§ Stored dataset items:

--- Start ---

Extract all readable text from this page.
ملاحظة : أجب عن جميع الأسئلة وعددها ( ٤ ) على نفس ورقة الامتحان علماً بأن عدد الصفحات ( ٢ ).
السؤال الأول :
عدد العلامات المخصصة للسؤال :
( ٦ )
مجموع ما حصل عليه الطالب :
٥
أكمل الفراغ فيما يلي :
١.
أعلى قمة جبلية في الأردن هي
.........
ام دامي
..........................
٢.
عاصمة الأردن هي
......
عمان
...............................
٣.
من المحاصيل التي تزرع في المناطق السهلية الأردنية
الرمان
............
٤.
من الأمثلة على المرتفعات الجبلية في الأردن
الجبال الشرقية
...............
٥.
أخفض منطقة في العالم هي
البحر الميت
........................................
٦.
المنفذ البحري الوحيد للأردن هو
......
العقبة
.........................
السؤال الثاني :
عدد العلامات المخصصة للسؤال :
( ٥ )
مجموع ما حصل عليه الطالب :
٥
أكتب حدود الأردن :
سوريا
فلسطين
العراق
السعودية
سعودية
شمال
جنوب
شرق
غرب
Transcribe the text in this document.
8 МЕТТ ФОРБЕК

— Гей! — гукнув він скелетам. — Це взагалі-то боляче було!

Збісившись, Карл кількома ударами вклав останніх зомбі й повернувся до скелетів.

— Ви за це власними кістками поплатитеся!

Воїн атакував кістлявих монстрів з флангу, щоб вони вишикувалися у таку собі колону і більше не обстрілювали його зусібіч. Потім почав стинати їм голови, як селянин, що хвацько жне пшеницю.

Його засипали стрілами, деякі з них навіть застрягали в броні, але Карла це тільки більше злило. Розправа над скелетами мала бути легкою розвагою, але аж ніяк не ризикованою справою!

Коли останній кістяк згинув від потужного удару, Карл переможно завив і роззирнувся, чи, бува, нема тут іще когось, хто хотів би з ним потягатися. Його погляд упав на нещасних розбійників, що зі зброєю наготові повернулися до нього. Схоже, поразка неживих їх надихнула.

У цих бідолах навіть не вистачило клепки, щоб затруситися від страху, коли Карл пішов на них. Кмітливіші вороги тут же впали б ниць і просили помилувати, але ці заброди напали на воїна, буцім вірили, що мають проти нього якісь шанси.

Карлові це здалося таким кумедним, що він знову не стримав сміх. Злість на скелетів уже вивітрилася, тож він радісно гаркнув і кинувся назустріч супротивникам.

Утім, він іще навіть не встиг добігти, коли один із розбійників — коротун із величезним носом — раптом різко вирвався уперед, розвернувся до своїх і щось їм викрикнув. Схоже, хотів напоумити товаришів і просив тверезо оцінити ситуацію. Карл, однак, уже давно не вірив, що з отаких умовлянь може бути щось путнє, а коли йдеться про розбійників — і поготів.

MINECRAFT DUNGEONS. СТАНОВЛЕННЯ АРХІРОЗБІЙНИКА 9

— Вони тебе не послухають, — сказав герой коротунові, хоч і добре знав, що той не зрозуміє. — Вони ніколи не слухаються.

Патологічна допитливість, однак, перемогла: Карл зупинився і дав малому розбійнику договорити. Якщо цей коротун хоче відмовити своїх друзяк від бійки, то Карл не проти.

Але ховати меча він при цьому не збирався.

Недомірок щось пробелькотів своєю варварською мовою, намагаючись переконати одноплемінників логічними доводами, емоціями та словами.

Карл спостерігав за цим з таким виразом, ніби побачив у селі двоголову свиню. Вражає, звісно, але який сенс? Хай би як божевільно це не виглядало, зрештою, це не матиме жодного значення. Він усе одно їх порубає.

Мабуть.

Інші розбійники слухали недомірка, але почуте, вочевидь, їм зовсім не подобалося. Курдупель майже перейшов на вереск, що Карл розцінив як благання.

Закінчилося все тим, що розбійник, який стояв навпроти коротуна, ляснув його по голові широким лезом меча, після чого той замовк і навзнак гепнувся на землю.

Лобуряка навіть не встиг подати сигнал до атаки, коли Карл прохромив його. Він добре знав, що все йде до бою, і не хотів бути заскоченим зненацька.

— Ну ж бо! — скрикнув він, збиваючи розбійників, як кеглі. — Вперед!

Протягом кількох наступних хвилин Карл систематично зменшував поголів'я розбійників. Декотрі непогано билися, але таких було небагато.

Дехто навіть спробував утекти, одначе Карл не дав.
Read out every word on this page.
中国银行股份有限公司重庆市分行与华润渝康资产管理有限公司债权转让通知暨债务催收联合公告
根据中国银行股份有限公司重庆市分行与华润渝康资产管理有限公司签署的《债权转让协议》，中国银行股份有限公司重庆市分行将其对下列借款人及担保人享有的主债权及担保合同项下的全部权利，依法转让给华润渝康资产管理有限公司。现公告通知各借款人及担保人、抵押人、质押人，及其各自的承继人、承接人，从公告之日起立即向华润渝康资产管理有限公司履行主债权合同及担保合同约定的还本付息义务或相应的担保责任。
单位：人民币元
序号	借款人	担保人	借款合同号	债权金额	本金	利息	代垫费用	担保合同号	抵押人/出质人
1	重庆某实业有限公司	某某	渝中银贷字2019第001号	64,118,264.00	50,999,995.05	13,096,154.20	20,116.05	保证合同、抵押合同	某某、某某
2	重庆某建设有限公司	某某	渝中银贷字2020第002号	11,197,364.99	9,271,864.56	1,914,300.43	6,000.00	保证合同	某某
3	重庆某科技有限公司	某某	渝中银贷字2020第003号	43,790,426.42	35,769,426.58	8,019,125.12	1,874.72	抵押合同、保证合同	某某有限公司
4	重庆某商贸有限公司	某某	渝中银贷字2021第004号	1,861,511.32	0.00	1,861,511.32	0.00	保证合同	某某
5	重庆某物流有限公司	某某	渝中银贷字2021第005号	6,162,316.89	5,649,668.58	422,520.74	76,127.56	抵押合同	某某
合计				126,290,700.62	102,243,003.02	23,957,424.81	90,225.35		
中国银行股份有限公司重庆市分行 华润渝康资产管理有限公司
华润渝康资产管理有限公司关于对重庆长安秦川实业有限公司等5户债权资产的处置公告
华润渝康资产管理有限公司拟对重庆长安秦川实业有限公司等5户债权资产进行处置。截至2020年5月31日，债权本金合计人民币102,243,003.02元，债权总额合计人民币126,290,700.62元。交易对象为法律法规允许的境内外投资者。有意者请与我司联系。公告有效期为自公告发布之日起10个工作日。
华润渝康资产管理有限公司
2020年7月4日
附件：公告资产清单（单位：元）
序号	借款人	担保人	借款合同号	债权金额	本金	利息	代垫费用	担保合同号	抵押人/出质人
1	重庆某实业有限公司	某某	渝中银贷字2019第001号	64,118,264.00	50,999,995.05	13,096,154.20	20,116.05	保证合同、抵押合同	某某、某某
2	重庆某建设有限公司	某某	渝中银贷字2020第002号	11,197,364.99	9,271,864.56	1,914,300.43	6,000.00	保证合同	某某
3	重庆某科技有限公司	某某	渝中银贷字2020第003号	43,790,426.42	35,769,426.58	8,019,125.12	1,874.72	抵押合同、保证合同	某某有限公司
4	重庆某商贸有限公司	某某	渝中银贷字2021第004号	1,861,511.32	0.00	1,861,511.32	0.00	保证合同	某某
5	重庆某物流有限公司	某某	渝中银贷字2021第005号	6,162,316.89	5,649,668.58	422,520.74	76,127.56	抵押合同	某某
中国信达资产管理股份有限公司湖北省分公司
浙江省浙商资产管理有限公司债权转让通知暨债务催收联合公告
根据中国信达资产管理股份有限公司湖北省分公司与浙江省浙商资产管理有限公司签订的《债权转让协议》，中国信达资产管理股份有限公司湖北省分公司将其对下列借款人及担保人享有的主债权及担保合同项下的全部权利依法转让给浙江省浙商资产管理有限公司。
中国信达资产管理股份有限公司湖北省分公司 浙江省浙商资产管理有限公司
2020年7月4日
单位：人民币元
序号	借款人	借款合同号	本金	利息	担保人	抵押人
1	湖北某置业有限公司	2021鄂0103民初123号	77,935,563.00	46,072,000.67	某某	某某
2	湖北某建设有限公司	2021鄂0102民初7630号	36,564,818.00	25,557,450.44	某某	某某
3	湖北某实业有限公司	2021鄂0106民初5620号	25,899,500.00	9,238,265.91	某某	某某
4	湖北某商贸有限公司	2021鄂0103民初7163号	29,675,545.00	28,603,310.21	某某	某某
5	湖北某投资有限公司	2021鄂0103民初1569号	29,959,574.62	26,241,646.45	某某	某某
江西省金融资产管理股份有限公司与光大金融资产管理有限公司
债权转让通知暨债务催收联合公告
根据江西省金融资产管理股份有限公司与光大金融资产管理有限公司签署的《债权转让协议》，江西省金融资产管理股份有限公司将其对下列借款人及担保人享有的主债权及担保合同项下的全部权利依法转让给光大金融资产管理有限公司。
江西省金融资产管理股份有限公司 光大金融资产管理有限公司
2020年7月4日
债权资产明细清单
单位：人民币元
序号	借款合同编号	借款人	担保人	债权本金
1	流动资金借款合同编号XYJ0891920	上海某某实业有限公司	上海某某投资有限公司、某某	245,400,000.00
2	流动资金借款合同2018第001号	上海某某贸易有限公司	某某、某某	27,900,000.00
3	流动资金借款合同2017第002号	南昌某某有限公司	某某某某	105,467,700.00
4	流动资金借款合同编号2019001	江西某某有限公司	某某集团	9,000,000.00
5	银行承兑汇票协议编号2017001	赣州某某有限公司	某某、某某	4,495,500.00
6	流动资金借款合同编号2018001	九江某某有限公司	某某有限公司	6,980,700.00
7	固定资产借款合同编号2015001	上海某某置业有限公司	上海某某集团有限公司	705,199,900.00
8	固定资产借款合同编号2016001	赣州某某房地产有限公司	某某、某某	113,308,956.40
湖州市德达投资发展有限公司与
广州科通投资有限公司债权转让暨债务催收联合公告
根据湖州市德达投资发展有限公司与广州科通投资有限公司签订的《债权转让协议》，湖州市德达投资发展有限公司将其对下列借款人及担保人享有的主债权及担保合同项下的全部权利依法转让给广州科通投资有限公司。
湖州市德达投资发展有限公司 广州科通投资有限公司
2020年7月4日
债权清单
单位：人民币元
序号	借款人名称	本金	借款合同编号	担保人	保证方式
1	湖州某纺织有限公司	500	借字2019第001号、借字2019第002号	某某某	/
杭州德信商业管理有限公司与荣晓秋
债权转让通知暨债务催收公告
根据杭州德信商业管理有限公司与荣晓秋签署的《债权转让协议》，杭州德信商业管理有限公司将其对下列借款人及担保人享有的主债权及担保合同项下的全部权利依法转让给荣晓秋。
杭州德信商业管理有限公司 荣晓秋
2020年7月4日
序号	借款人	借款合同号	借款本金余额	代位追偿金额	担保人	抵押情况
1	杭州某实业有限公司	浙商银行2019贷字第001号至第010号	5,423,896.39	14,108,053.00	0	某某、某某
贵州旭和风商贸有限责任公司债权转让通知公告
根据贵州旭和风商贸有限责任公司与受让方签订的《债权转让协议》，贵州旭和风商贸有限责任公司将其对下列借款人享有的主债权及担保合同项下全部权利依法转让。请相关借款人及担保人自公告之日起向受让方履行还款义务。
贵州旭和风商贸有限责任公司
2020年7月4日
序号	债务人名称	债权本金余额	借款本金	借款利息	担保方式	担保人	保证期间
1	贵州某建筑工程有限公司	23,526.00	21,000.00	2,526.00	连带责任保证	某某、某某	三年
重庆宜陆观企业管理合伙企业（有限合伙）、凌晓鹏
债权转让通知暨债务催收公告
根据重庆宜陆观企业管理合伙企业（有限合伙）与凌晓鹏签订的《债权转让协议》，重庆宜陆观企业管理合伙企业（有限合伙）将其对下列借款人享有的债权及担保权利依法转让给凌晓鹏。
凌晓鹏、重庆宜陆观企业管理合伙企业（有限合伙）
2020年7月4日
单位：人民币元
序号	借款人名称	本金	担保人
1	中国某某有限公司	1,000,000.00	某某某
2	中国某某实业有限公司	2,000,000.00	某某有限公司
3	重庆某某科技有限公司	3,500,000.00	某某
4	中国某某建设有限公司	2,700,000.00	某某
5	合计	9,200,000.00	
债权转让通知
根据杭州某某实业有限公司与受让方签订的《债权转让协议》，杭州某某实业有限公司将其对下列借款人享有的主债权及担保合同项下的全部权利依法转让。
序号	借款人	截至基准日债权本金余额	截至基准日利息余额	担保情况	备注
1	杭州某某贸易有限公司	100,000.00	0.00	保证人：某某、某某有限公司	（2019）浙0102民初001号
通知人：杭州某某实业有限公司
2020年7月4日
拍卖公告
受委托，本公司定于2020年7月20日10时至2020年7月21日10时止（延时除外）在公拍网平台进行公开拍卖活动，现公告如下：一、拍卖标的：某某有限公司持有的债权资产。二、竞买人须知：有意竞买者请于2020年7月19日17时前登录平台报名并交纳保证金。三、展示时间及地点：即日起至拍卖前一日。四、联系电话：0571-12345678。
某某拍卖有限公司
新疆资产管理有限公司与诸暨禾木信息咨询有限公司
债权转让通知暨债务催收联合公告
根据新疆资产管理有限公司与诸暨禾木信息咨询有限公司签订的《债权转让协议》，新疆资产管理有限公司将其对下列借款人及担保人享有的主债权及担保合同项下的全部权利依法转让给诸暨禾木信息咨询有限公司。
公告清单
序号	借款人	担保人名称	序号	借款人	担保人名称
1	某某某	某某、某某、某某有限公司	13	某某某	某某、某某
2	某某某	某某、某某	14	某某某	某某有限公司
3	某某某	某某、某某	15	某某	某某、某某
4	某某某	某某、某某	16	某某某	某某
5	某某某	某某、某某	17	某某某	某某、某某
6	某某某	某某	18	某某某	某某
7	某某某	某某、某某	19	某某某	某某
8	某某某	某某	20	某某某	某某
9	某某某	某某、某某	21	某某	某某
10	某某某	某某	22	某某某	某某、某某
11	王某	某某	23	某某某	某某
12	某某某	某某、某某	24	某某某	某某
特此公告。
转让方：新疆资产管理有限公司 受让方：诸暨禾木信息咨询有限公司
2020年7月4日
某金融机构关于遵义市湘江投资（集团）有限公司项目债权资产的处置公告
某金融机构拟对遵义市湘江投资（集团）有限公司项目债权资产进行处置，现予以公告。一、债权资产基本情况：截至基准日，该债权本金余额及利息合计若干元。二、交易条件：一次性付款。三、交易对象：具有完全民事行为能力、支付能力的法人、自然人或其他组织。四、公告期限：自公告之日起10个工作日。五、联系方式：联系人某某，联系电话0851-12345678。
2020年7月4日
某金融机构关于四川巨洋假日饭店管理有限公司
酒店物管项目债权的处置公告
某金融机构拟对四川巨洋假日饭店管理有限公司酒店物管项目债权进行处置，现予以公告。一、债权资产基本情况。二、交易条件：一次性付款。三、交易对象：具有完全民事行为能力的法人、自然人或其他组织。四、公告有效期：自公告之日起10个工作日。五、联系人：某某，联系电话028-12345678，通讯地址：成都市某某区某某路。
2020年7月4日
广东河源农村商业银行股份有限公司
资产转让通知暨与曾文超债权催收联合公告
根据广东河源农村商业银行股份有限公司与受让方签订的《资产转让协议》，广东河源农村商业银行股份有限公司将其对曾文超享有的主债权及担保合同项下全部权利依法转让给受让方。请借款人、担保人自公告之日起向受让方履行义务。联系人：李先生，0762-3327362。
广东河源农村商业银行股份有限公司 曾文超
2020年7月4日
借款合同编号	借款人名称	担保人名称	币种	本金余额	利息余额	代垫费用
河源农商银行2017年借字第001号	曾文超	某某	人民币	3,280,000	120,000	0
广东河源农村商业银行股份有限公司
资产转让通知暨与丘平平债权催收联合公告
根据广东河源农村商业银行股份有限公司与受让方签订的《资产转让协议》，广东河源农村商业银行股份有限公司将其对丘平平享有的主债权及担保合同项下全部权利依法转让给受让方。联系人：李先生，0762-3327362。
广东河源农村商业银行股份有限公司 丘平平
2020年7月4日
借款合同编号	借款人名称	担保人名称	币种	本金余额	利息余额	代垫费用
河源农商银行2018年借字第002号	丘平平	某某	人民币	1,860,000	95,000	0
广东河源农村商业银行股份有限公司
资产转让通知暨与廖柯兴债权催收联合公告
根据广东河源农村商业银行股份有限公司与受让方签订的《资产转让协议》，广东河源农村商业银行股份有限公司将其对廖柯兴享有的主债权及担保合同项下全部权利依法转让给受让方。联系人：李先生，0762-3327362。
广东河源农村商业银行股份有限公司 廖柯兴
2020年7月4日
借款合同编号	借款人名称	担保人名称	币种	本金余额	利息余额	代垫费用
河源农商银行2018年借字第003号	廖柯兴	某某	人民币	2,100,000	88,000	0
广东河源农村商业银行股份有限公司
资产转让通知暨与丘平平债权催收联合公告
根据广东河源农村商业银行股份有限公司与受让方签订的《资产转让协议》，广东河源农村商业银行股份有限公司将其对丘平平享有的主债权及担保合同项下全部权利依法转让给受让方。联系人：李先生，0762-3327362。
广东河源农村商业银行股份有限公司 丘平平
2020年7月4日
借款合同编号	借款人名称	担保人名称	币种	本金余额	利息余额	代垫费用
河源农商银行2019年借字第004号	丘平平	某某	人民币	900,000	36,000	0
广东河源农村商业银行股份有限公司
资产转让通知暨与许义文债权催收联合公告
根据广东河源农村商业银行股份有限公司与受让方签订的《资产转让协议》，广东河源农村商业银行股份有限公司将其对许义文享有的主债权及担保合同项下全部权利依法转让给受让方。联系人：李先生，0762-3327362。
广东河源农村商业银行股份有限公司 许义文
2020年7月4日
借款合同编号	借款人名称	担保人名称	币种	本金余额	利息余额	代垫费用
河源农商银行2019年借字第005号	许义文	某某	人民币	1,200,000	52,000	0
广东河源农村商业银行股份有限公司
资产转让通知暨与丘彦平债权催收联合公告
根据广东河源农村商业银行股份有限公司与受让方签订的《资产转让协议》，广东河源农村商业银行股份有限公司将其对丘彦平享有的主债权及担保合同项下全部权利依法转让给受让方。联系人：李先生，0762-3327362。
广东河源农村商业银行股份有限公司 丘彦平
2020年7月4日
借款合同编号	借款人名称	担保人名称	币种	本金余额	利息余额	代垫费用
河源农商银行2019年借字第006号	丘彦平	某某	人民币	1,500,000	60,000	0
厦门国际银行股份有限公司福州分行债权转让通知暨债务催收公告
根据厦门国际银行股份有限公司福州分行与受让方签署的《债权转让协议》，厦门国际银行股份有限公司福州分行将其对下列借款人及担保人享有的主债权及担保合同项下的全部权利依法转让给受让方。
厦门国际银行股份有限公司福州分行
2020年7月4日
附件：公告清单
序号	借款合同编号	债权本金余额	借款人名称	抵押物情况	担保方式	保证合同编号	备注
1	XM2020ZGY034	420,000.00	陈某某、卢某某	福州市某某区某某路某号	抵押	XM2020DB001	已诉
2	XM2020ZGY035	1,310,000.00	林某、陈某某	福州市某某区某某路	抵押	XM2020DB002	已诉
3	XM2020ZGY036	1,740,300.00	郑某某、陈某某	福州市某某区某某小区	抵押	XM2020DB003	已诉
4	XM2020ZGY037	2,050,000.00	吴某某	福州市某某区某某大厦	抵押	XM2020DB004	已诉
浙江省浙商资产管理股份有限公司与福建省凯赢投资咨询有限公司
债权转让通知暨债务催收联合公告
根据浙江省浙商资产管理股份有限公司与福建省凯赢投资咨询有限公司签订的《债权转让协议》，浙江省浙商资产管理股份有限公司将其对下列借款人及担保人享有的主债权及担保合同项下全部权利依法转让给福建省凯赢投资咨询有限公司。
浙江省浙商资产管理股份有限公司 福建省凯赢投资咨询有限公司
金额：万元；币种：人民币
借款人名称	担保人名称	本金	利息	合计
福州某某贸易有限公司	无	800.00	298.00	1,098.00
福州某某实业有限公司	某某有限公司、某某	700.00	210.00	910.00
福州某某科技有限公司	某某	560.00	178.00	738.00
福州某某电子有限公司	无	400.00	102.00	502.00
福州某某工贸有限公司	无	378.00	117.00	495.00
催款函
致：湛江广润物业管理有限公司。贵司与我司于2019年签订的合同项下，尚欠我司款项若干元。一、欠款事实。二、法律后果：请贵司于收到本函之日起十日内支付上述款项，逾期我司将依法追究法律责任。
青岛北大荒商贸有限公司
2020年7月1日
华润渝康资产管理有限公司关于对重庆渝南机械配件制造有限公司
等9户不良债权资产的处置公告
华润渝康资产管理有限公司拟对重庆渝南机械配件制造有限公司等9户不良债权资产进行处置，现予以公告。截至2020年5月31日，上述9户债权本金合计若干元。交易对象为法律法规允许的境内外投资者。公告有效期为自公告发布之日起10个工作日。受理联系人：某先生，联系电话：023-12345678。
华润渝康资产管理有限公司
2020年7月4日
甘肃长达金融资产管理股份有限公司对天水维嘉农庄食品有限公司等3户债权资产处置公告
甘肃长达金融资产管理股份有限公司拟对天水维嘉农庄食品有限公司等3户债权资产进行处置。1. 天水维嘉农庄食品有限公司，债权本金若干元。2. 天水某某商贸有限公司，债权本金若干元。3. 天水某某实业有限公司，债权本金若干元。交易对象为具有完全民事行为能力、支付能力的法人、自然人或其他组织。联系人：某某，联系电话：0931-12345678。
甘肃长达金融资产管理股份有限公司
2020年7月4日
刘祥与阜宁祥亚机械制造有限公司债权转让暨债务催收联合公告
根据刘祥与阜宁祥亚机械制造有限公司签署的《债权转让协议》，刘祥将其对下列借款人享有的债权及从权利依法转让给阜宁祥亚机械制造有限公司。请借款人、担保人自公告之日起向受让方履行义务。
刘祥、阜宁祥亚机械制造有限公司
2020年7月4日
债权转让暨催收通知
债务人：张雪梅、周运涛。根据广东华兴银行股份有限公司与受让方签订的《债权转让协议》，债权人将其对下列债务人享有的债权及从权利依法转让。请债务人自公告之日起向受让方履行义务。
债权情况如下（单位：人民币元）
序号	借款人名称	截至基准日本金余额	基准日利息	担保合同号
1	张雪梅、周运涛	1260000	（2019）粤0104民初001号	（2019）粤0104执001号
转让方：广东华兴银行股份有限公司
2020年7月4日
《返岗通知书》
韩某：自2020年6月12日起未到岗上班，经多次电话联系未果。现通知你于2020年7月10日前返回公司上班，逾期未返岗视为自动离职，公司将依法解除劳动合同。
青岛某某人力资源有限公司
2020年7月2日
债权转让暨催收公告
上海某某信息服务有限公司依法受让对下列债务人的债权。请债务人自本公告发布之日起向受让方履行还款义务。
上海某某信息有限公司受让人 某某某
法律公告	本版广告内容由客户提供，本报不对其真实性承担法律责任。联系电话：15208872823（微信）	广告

--- End ---

§ Your task:
Look through the records and gather each line with the word "text".

§ Solution to the exercise:
Extract all readable text from this page.
Transcribe the text in this document.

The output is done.